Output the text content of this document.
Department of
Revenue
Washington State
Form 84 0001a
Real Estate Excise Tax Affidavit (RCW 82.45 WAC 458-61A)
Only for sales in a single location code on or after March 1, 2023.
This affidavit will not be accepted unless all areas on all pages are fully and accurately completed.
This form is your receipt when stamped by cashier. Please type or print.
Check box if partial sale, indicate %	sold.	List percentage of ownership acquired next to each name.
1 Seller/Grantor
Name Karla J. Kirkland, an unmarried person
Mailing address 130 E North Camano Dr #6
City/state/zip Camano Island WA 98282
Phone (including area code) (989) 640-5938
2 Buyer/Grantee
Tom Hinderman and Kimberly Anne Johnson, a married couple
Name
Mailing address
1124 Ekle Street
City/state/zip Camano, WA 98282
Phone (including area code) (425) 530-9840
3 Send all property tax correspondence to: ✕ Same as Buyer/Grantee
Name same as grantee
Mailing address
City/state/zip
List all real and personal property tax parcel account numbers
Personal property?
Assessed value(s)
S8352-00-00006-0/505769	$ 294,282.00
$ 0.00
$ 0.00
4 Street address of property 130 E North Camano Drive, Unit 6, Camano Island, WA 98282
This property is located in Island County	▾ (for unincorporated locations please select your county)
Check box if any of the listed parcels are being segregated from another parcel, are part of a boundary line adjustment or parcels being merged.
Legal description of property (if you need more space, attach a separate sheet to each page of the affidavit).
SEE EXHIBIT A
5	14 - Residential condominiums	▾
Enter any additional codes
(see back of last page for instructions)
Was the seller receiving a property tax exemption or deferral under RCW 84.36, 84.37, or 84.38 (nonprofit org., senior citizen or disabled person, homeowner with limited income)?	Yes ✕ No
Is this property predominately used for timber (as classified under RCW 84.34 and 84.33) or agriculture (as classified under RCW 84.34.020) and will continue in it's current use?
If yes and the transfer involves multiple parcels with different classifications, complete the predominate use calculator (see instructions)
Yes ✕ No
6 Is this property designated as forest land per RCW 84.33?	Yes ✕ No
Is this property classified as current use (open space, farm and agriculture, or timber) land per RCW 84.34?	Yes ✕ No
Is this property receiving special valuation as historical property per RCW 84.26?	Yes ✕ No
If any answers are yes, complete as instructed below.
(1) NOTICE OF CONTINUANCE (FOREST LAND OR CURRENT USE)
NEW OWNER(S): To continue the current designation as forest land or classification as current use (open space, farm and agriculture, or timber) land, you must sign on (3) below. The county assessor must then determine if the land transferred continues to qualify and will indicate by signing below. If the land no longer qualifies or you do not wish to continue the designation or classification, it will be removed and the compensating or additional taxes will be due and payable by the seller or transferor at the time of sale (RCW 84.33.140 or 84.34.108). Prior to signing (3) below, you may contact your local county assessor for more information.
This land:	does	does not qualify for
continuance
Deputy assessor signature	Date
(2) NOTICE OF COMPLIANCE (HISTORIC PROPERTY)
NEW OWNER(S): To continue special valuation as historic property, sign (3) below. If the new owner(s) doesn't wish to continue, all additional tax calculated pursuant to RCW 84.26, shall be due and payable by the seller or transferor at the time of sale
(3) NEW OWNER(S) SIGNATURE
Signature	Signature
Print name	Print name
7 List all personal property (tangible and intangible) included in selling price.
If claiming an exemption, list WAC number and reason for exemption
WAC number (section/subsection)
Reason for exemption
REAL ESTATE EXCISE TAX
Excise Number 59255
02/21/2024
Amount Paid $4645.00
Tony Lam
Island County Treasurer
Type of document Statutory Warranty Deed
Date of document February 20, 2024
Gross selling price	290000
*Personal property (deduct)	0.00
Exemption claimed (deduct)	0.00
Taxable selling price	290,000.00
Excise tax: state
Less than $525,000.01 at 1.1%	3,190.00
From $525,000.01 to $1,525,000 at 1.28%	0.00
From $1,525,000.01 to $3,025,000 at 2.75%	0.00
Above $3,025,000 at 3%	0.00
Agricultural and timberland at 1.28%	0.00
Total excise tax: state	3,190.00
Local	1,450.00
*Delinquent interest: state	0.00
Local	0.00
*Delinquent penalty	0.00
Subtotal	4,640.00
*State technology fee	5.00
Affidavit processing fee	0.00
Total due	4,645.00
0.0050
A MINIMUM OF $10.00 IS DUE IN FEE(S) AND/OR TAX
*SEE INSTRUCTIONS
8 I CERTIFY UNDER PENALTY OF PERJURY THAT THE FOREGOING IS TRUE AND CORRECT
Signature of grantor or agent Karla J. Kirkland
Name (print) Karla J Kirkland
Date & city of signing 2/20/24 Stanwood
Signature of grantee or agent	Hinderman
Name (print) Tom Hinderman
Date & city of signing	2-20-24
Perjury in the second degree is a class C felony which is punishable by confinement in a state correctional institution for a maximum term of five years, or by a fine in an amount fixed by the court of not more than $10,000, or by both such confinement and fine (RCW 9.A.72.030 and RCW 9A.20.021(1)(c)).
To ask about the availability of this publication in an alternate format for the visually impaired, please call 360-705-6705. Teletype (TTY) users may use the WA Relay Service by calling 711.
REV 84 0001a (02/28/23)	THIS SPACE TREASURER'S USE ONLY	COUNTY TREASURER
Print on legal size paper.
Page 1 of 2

--

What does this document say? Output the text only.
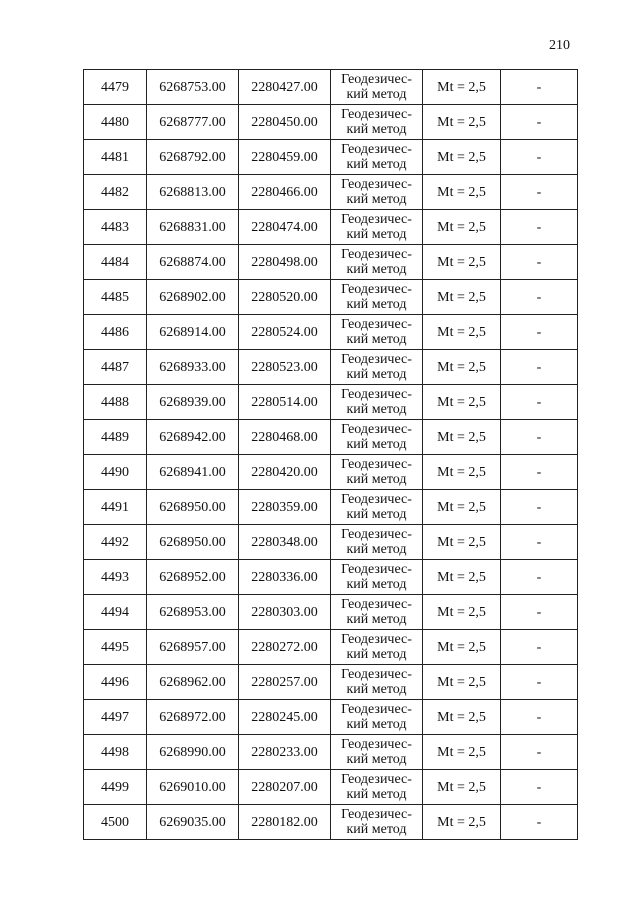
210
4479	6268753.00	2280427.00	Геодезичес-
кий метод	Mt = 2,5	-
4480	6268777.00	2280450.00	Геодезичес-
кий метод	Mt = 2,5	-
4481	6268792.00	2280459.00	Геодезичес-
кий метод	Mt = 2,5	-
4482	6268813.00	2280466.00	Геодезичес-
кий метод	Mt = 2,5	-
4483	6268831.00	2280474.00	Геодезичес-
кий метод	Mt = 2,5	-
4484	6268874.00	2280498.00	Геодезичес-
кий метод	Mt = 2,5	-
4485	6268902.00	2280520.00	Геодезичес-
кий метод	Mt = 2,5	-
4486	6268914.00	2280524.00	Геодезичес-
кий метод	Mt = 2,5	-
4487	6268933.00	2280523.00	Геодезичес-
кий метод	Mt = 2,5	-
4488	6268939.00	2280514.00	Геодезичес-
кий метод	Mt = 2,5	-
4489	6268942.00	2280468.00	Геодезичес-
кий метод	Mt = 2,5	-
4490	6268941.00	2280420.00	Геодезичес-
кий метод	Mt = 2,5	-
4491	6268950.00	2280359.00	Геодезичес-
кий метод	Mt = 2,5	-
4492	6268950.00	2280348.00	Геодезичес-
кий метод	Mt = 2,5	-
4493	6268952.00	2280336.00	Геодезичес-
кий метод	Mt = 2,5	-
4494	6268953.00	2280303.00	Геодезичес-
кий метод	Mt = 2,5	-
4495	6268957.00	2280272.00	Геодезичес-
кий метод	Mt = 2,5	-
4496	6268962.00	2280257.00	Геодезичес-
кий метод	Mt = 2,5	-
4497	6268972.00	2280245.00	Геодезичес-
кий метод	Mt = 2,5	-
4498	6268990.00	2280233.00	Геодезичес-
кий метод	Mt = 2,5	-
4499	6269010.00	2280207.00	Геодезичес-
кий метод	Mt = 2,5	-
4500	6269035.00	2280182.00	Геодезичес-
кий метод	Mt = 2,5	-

» **Request**
Track down every line holding the string "NOTICE" and copy it.

» **Task output**
(1) NOTICE OF CONTINUANCE (FOREST LAND OR CURRENT USE)
(2) NOTICE OF COMPLIANCE (HISTORIC PROPERTY)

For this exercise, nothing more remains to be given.